[start of Dataset rows]

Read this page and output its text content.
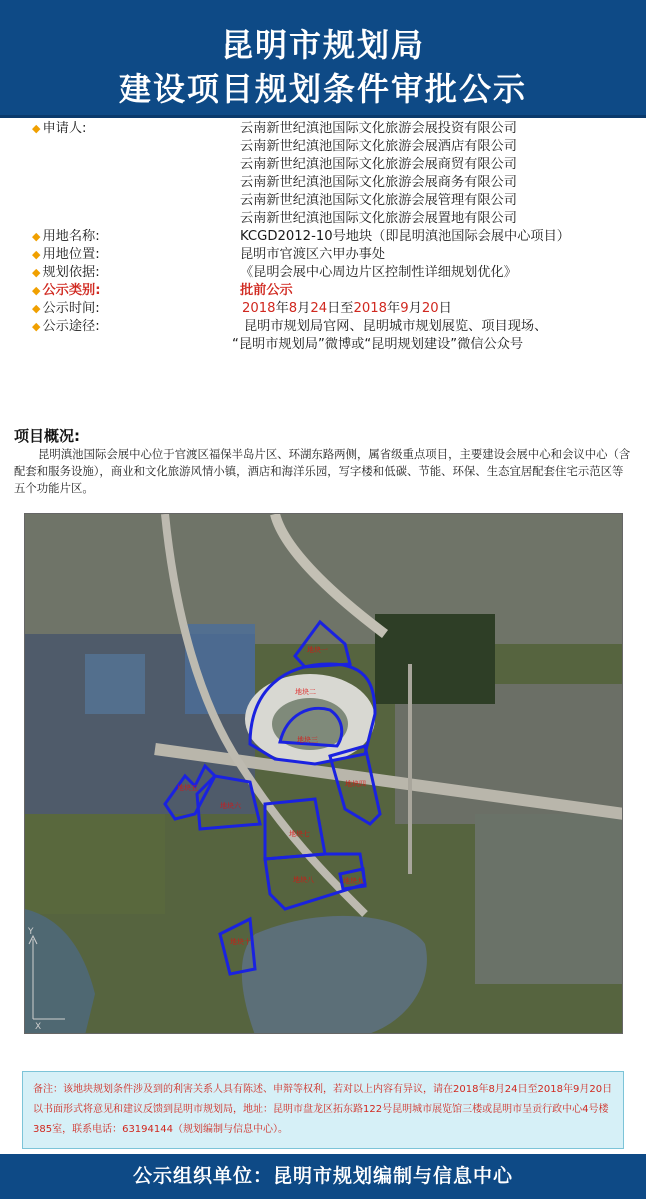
昆明市规划局
建设项目规划条件审批公示
◆ 申请人:	云南新世纪滇池国际文化旅游会展投资有限公司
云南新世纪滇池国际文化旅游会展酒店有限公司
云南新世纪滇池国际文化旅游会展商贸有限公司
云南新世纪滇池国际文化旅游会展商务有限公司
云南新世纪滇池国际文化旅游会展管理有限公司
云南新世纪滇池国际文化旅游会展置地有限公司
◆ 用地名称:	KCGD2012-10号地块（即昆明滇池国际会展中心项目）
◆ 用地位置:	昆明市官渡区六甲办事处
◆ 规划依据:	《昆明会展中心周边片区控制性详细规划优化》
◆ 公示类别:	批前公示
◆ 公示时间:	2018年8月24日至2018年9月20日
◆ 公示途径:	昆明市规划局官网、昆明城市规划展览、项目现场、
“昆明市规划局”微博或“昆明规划建设”微信公众号
项目概况:
昆明滇池国际会展中心位于官渡区福保半岛片区、环湖东路两侧，属省级重点项目，主要建设会展中心和会议中心（含配套和服务设施），商业和文化旅游风情小镇，酒店和海洋乐园，写字楼和低碳、节能、环保、生态宜居配套住宅示范区等五个功能片区。
地块一
地块二
地块三
地块四
地块五
地块六
地块七
地块八	地块九
地块十
Y
X
备注：该地块规划条件涉及到的利害关系人具有陈述、申辩等权利，若对以上内容有异议，请在2018年8月24日至2018年9月20日以书面形式将意见和建议反馈到昆明市规划局，地址：昆明市盘龙区拓东路122号昆明城市展览馆三楼或昆明市呈贡行政中心4号楼385室，联系电话：63194144（规划编制与信息中心）。
公示组织单位：昆明市规划编制与信息中心
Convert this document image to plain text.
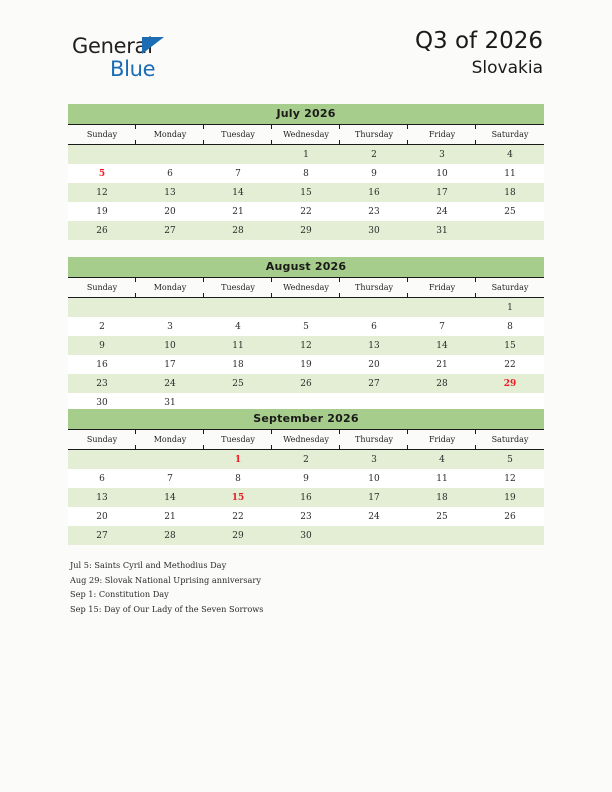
General
Blue
Q3 of 2026
Slovakia
July 2026
Sunday	Monday	Tuesday	Wednesday	Thursday	Friday	Saturday
			1	2	3	4
5	6	7	8	9	10	11
12	13	14	15	16	17	18
19	20	21	22	23	24	25
26	27	28	29	30	31	
August 2026
Sunday	Monday	Tuesday	Wednesday	Thursday	Friday	Saturday
						1
2	3	4	5	6	7	8
9	10	11	12	13	14	15
16	17	18	19	20	21	22
23	24	25	26	27	28	29
30	31					
September 2026
Sunday	Monday	Tuesday	Wednesday	Thursday	Friday	Saturday
		1	2	3	4	5
6	7	8	9	10	11	12
13	14	15	16	17	18	19
20	21	22	23	24	25	26
27	28	29	30			
Jul 5: Saints Cyril and Methodius Day
Aug 29: Slovak National Uprising anniversary
Sep 1: Constitution Day
Sep 15: Day of Our Lady of the Seven Sorrows
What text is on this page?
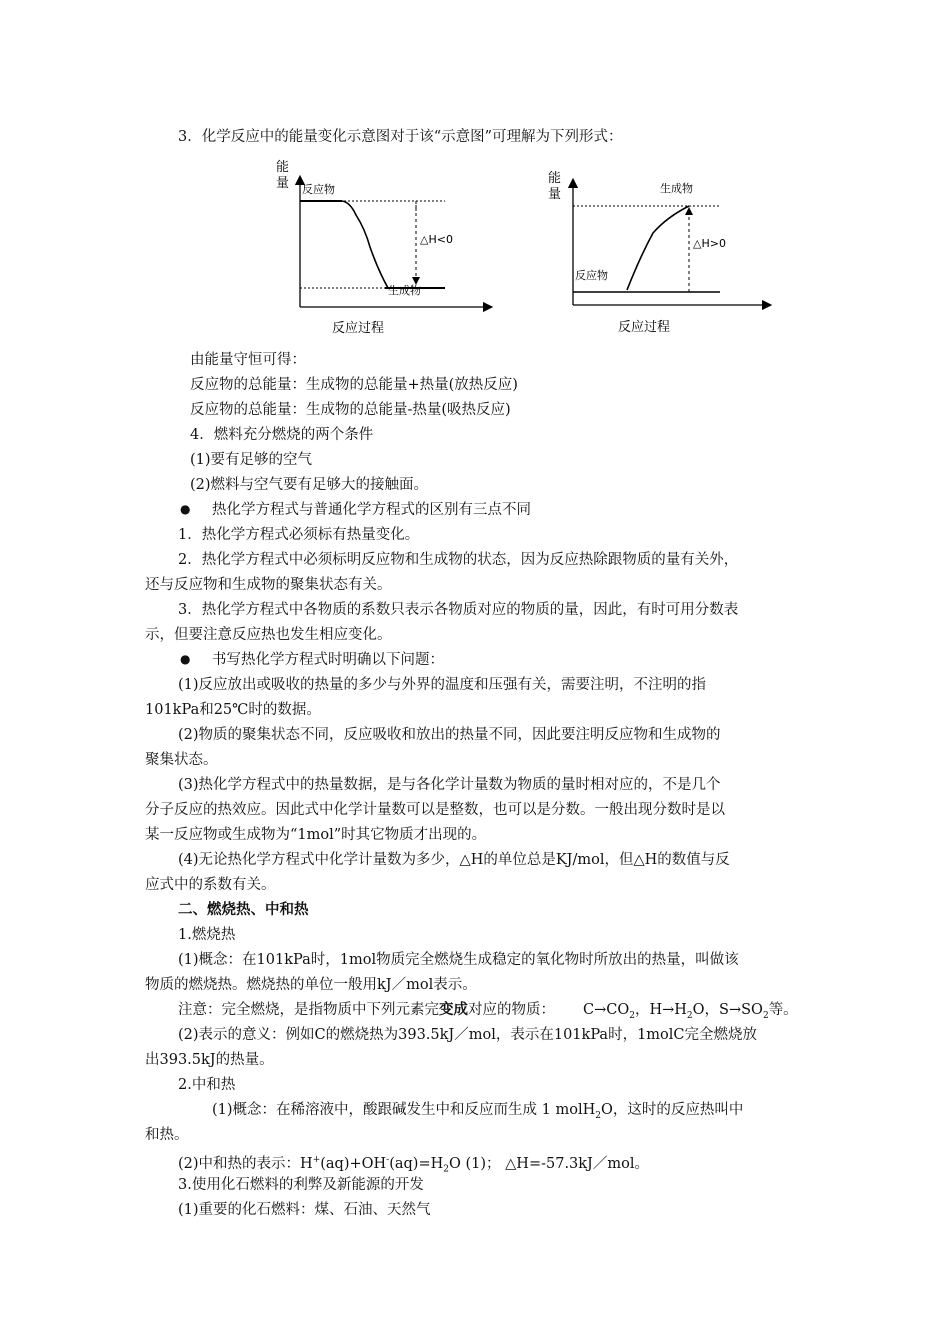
3．化学反应中的能量变化示意图对于该“示意图”可理解为下列形式：
能
量 反应物
生成物
△H<0
反应过程
能
量	生成物
反应物
△H>0
反应过程
由能量守恒可得：
反应物的总能量：生成物的总能量+热量(放热反应)
反应物的总能量：生成物的总能量-热量(吸热反应)
4．燃料充分燃烧的两个条件
(1)要有足够的空气
(2)燃料与空气要有足够大的接触面。
● 热化学方程式与普通化学方程式的区别有三点不同
1．热化学方程式必须标有热量变化。
2．热化学方程式中必须标明反应物和生成物的状态，因为反应热除跟物质的量有关外，
还与反应物和生成物的聚集状态有关。
3．热化学方程式中各物质的系数只表示各物质对应的物质的量，因此，有时可用分数表
示，但要注意反应热也发生相应变化。
● 书写热化学方程式时明确以下问题：
(1)反应放出或吸收的热量的多少与外界的温度和压强有关，需要注明，不注明的指
101kPa和25℃时的数据。
(2)物质的聚集状态不同，反应吸收和放出的热量不同，因此要注明反应物和生成物的
聚集状态。
(3)热化学方程式中的热量数据，是与各化学计量数为物质的量时相对应的，不是几个
分子反应的热效应。因此式中化学计量数可以是整数，也可以是分数。一般出现分数时是以
某一反应物或生成物为“1mol”时其它物质才出现的。
(4)无论热化学方程式中化学计量数为多少，△H的单位总是KJ/mol，但△H的数值与反
应式中的系数有关。
二、燃烧热、中和热
1.燃烧热
(1)概念：在101kPa时，1mol物质完全燃烧生成稳定的氧化物时所放出的热量，叫做该
物质的燃烧热。燃烧热的单位一般用kJ／mol表示。
注意：完全燃烧，是指物质中下列元素完变成对应的物质： $C\to CO_2$，$H\to H_2O$，$S\to SO_2$等。
(2)表示的意义：例如C的燃烧热为393.5kJ／mol，表示在101kPa时，1molC完全燃烧放
出393.5kJ的热量。
2.中和热
(1)概念：在稀溶液中，酸跟碱发生中和反应而生成 1 molH$_2$O，这时的反应热叫中
和热。
(2)中和热的表示：$H^+(aq)+OH^-(aq)=H_2O$ (1)； △H=-57.3kJ／mol。
3.使用化石燃料的利弊及新能源的开发
(1)重要的化石燃料：煤、石油、天然气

[end of Dataset rows]

Directions ▸ Give back, word for word, every line from the one holding "What text is on this page?" through the last line of the listing. Pictures are excluded.

Correct output ▸
What text is on this page?
3．化学反应中的能量变化示意图对于该“示意图”可理解为下列形式：
能
量 反应物
生成物
△H<0
反应过程
能
量	生成物
反应物
△H>0
反应过程
由能量守恒可得：
反应物的总能量：生成物的总能量+热量(放热反应)
反应物的总能量：生成物的总能量-热量(吸热反应)
4．燃料充分燃烧的两个条件
(1)要有足够的空气
(2)燃料与空气要有足够大的接触面。
● 热化学方程式与普通化学方程式的区别有三点不同
1．热化学方程式必须标有热量变化。
2．热化学方程式中必须标明反应物和生成物的状态，因为反应热除跟物质的量有关外，
还与反应物和生成物的聚集状态有关。
3．热化学方程式中各物质的系数只表示各物质对应的物质的量，因此，有时可用分数表
示，但要注意反应热也发生相应变化。
● 书写热化学方程式时明确以下问题：
(1)反应放出或吸收的热量的多少与外界的温度和压强有关，需要注明，不注明的指
101kPa和25℃时的数据。
(2)物质的聚集状态不同，反应吸收和放出的热量不同，因此要注明反应物和生成物的
聚集状态。
(3)热化学方程式中的热量数据，是与各化学计量数为物质的量时相对应的，不是几个
分子反应的热效应。因此式中化学计量数可以是整数，也可以是分数。一般出现分数时是以
某一反应物或生成物为“1mol”时其它物质才出现的。
(4)无论热化学方程式中化学计量数为多少，△H的单位总是KJ/mol，但△H的数值与反
应式中的系数有关。
二、燃烧热、中和热
1.燃烧热
(1)概念：在101kPa时，1mol物质完全燃烧生成稳定的氧化物时所放出的热量，叫做该
物质的燃烧热。燃烧热的单位一般用kJ／mol表示。
注意：完全燃烧，是指物质中下列元素完变成对应的物质： $C\to CO_2$，$H\to H_2O$，$S\to SO_2$等。
(2)表示的意义：例如C的燃烧热为393.5kJ／mol，表示在101kPa时，1molC完全燃烧放
出393.5kJ的热量。
2.中和热
(1)概念：在稀溶液中，酸跟碱发生中和反应而生成 1 molH$_2$O，这时的反应热叫中
和热。
(2)中和热的表示：$H^+(aq)+OH^-(aq)=H_2O$ (1)； △H=-57.3kJ／mol。
3.使用化石燃料的利弊及新能源的开发
(1)重要的化石燃料：煤、石油、天然气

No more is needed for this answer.